- [GIVEN EXERCISE]:
Restate each line of the listing exactly, without carrying over any pictures.
■ ■ ■ ■ ■
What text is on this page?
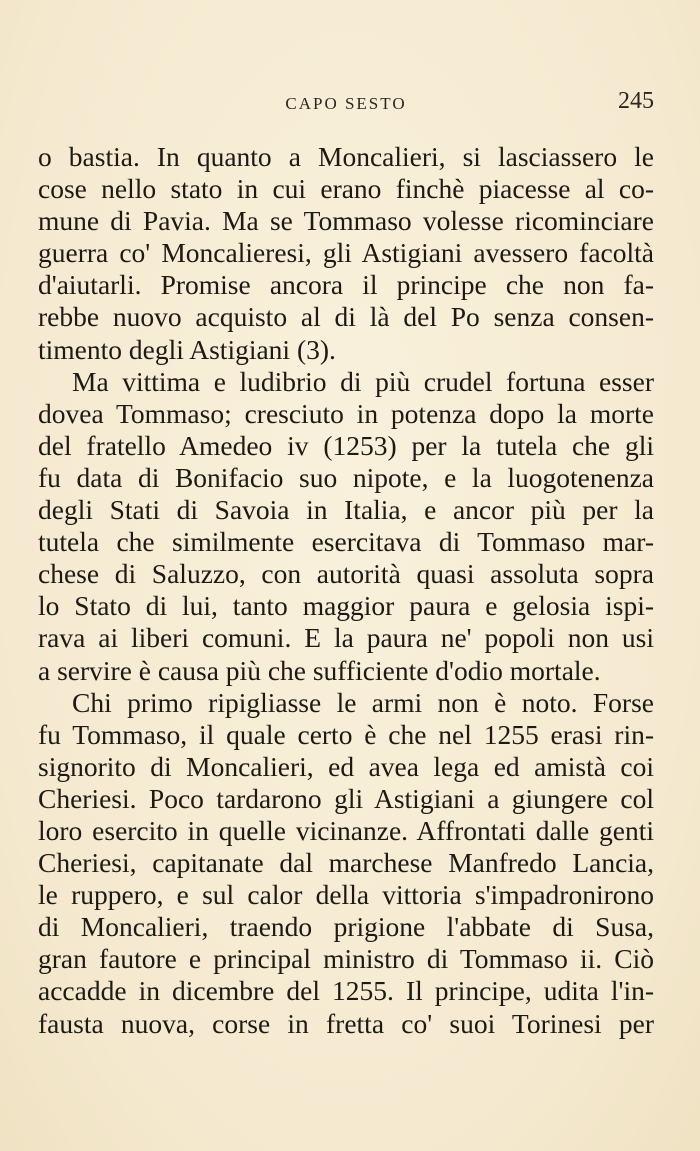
CAPO SESTO	245
o bastia. In quanto a Moncalieri, si lasciassero le
cose nello stato in cui erano finchè piacesse al co-
mune di Pavia. Ma se Tommaso volesse ricominciare
guerra co' Moncalieresi, gli Astigiani avessero facoltà
d'aiutarli. Promise ancora il principe che non fa-
rebbe nuovo acquisto al di là del Po senza consen-
timento degli Astigiani (3).
Ma vittima e ludibrio di più crudel fortuna esser
dovea Tommaso; cresciuto in potenza dopo la morte
del fratello Amedeo iv (1253) per la tutela che gli
fu data di Bonifacio suo nipote, e la luogotenenza
degli Stati di Savoia in Italia, e ancor più per la
tutela che similmente esercitava di Tommaso mar-
chese di Saluzzo, con autorità quasi assoluta sopra
lo Stato di lui, tanto maggior paura e gelosia ispi-
rava ai liberi comuni. E la paura ne' popoli non usi
a servire è causa più che sufficiente d'odio mortale.
Chi primo ripigliasse le armi non è noto. Forse
fu Tommaso, il quale certo è che nel 1255 erasi rin-
signorito di Moncalieri, ed avea lega ed amistà coi
Cheriesi. Poco tardarono gli Astigiani a giungere col
loro esercito in quelle vicinanze. Affrontati dalle genti
Cheriesi, capitanate dal marchese Manfredo Lancia,
le ruppero, e sul calor della vittoria s'impadronirono
di Moncalieri, traendo prigione l'abbate di Susa,
gran fautore e principal ministro di Tommaso ii. Ciò
accadde in dicembre del 1255. Il principe, udita l'in-
fausta nuova, corse in fretta co' suoi Torinesi per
■ ■ ■ ■ ■
- [THE SOLUTION]:
What text is on this page?
CAPO SESTO	245
o bastia. In quanto a Moncalieri, si lasciassero le
cose nello stato in cui erano finchè piacesse al co-
mune di Pavia. Ma se Tommaso volesse ricominciare
guerra co' Moncalieresi, gli Astigiani avessero facoltà
d'aiutarli. Promise ancora il principe che non fa-
rebbe nuovo acquisto al di là del Po senza consen-
timento degli Astigiani (3).
Ma vittima e ludibrio di più crudel fortuna esser
dovea Tommaso; cresciuto in potenza dopo la morte
del fratello Amedeo iv (1253) per la tutela che gli
fu data di Bonifacio suo nipote, e la luogotenenza
degli Stati di Savoia in Italia, e ancor più per la
tutela che similmente esercitava di Tommaso mar-
chese di Saluzzo, con autorità quasi assoluta sopra
lo Stato di lui, tanto maggior paura e gelosia ispi-
rava ai liberi comuni. E la paura ne' popoli non usi
a servire è causa più che sufficiente d'odio mortale.
Chi primo ripigliasse le armi non è noto. Forse
fu Tommaso, il quale certo è che nel 1255 erasi rin-
signorito di Moncalieri, ed avea lega ed amistà coi
Cheriesi. Poco tardarono gli Astigiani a giungere col
loro esercito in quelle vicinanze. Affrontati dalle genti
Cheriesi, capitanate dal marchese Manfredo Lancia,
le ruppero, e sul calor della vittoria s'impadronirono
di Moncalieri, traendo prigione l'abbate di Susa,
gran fautore e principal ministro di Tommaso ii. Ciò
accadde in dicembre del 1255. Il principe, udita l'in-
fausta nuova, corse in fretta co' suoi Torinesi per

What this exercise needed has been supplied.